Extract and list every line that contains the word "source".
—————
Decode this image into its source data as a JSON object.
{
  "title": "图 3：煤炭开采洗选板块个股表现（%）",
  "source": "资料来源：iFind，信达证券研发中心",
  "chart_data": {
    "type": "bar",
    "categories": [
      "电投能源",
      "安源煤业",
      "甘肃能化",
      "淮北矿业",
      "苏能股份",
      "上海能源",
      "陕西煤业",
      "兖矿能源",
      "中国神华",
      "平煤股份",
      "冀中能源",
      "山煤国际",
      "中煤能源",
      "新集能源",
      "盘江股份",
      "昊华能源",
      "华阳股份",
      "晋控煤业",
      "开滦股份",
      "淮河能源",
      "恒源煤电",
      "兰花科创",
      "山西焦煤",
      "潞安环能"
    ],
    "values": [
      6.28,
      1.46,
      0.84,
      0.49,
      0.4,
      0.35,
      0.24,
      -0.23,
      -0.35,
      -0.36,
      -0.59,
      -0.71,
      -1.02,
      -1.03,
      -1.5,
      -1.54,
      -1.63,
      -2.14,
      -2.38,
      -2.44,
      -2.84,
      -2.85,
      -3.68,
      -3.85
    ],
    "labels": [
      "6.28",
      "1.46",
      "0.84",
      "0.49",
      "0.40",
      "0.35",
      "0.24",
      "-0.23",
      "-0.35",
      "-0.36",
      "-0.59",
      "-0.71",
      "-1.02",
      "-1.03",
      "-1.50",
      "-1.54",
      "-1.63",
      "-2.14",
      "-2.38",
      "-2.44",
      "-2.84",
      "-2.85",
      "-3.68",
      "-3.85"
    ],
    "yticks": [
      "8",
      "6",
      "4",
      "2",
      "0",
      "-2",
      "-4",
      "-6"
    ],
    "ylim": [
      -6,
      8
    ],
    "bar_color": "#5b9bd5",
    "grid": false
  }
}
—————
• **RESPONSE BELOW**:
Decode this image into its source data as a JSON object.
  "source": "资料来源：iFind，信达证券研发中心",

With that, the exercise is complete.